• EXERCISE DESCRIPTION: How many lines of the data include the string "anybody"? State the number and nothing else.

--------

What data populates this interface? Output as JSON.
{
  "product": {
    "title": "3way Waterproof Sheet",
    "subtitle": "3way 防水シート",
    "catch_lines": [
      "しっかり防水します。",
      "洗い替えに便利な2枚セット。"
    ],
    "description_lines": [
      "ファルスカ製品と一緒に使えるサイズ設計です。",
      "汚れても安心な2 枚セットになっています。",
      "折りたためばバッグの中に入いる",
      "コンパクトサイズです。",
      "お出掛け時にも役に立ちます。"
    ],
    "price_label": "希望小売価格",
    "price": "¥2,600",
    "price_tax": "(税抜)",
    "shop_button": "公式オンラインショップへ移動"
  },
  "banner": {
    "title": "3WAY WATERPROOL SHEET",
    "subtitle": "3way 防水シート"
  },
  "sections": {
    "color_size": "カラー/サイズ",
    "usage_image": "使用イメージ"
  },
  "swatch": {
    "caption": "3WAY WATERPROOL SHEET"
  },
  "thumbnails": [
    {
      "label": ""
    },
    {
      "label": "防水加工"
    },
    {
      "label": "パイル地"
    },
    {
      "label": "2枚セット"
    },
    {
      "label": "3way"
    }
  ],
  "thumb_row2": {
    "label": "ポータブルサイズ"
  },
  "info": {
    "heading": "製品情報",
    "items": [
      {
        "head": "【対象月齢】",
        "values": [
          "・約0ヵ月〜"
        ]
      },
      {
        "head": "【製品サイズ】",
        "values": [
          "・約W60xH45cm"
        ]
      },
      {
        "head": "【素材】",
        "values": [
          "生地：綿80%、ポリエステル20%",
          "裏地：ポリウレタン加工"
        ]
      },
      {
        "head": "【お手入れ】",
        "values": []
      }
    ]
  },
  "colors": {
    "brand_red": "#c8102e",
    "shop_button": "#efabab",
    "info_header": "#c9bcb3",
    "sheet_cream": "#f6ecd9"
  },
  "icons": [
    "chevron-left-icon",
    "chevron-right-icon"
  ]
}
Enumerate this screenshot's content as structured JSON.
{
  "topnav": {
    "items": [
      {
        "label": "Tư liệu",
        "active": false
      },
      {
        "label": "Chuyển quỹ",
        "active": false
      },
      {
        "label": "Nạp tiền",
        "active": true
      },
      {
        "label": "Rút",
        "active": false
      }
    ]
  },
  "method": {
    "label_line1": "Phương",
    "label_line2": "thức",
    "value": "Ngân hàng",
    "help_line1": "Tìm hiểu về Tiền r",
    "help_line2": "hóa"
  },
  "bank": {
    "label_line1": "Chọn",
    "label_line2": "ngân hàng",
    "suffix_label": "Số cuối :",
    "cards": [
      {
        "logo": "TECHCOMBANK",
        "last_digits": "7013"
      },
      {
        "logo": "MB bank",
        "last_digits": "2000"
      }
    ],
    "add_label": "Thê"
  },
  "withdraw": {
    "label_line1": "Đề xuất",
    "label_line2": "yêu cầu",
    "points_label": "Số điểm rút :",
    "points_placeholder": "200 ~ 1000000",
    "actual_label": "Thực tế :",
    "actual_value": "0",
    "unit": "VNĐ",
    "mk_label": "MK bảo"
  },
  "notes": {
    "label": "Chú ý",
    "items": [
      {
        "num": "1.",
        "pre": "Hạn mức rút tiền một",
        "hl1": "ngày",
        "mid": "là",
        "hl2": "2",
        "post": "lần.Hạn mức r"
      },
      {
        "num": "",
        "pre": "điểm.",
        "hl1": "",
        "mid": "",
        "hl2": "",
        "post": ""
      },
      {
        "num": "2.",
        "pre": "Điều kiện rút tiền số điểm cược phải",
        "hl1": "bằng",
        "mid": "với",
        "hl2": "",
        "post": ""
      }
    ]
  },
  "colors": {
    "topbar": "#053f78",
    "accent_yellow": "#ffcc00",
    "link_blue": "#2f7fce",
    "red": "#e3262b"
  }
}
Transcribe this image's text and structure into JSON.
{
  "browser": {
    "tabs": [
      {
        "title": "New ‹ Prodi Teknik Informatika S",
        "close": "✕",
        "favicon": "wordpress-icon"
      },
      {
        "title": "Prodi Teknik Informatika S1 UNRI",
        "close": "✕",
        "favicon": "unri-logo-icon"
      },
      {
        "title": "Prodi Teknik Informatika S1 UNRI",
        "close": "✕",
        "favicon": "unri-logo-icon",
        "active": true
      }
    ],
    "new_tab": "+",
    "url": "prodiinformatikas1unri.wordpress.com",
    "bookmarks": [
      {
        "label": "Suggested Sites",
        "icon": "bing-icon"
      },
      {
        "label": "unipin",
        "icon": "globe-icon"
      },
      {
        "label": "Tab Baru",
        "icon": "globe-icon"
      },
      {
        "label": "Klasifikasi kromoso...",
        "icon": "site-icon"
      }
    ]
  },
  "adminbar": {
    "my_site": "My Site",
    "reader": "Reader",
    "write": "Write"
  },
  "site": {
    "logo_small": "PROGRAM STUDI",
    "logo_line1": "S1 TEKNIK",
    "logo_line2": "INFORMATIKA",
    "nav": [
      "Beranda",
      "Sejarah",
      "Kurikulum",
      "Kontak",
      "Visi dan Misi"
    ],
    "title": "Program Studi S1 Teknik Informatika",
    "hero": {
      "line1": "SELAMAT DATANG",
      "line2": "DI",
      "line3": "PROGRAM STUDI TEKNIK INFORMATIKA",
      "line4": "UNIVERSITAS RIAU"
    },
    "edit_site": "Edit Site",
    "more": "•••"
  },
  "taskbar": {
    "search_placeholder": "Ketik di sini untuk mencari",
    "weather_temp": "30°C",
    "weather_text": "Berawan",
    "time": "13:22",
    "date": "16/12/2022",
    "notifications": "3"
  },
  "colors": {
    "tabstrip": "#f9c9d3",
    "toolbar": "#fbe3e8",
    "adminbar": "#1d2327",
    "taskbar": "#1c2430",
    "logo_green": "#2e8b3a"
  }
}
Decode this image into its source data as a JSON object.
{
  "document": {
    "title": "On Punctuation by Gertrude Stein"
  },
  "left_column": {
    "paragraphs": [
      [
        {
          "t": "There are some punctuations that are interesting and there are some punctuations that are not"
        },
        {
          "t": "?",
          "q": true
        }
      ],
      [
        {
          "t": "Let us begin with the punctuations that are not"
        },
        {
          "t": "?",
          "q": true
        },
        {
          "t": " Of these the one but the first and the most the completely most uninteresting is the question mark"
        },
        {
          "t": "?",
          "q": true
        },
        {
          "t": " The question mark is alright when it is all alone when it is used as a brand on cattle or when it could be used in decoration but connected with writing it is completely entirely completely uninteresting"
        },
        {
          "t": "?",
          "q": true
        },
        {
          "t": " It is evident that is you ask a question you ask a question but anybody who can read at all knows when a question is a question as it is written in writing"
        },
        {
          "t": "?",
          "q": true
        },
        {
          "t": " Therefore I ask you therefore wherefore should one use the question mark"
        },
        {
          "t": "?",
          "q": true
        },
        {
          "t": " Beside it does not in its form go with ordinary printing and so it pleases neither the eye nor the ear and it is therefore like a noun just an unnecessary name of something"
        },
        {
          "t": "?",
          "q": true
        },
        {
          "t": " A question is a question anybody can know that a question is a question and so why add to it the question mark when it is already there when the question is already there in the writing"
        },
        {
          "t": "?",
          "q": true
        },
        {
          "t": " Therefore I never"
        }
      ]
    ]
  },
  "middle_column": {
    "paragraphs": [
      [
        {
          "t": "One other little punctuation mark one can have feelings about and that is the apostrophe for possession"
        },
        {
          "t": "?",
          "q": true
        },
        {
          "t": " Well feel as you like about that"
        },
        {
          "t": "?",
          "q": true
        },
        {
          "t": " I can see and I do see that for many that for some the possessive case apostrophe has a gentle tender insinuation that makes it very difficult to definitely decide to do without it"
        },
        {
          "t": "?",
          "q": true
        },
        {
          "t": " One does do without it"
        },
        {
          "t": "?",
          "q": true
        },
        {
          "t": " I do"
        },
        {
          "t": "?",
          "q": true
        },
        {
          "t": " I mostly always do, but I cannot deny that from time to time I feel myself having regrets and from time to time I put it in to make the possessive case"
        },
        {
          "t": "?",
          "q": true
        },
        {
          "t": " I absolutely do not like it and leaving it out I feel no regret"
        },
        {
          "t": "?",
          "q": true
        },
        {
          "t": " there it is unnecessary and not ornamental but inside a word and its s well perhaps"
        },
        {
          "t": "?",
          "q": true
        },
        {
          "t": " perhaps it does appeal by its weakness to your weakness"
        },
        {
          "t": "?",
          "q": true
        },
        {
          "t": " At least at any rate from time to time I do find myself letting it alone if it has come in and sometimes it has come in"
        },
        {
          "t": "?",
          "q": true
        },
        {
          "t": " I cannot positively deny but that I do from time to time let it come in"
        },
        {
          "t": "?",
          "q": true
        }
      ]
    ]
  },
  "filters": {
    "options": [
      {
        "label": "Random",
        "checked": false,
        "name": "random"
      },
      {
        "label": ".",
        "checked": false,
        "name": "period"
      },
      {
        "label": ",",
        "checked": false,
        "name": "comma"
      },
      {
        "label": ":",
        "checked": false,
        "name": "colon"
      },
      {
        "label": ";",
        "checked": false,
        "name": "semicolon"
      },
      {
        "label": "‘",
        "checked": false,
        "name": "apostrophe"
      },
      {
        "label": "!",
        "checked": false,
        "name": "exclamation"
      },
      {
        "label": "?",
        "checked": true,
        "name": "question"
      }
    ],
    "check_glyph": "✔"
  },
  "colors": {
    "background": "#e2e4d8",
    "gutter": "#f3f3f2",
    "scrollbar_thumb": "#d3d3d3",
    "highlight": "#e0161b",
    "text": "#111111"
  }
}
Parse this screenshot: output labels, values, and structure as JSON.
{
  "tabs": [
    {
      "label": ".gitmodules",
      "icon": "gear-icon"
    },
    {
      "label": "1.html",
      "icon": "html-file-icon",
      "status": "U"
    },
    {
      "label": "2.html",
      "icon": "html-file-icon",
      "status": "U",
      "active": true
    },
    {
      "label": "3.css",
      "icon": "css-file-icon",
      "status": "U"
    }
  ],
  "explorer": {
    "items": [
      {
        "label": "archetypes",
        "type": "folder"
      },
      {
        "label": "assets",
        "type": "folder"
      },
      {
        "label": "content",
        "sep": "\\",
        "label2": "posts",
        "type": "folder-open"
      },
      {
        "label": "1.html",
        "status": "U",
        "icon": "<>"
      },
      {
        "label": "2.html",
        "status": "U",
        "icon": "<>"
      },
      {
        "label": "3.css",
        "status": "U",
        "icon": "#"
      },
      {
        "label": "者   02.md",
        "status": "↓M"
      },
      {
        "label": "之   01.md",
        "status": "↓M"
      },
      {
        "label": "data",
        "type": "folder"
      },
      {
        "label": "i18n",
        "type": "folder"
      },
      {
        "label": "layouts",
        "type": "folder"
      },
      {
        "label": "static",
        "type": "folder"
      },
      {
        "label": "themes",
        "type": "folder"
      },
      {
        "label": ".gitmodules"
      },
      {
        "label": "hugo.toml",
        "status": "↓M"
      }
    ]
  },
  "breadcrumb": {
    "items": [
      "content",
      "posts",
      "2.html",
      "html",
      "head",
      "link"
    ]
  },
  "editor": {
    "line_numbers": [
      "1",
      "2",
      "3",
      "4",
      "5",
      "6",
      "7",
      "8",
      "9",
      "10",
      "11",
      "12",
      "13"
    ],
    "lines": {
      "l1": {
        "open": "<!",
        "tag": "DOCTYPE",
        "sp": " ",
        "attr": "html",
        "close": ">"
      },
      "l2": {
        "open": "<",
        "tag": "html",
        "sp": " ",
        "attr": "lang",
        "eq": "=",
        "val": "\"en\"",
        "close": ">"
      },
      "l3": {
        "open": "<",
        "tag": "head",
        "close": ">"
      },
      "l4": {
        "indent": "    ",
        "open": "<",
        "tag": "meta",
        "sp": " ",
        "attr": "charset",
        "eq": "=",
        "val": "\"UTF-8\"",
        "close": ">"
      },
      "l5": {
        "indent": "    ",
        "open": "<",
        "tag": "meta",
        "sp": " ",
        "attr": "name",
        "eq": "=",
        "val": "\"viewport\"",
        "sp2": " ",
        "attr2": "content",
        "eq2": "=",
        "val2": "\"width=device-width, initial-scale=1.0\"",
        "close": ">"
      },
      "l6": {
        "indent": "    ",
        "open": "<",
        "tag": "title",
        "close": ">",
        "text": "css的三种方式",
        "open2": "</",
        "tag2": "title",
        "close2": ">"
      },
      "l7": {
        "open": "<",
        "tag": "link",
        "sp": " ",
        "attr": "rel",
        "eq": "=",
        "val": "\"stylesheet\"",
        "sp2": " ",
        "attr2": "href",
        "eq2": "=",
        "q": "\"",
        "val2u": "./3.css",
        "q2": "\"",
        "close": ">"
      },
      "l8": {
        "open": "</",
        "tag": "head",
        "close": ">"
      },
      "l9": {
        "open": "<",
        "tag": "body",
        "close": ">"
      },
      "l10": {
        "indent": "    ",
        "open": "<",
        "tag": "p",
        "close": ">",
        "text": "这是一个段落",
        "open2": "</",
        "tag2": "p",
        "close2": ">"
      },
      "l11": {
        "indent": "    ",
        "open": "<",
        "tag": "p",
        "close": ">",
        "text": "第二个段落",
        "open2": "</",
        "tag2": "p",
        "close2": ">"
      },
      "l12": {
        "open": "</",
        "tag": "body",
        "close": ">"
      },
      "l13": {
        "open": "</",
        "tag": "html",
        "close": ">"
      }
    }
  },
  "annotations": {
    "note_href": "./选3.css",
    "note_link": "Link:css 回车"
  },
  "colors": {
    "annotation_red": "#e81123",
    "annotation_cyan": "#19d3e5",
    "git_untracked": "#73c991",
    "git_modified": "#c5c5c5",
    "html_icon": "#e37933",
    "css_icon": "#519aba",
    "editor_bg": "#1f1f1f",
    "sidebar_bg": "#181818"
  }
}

--------

• FINISHED TASK: 2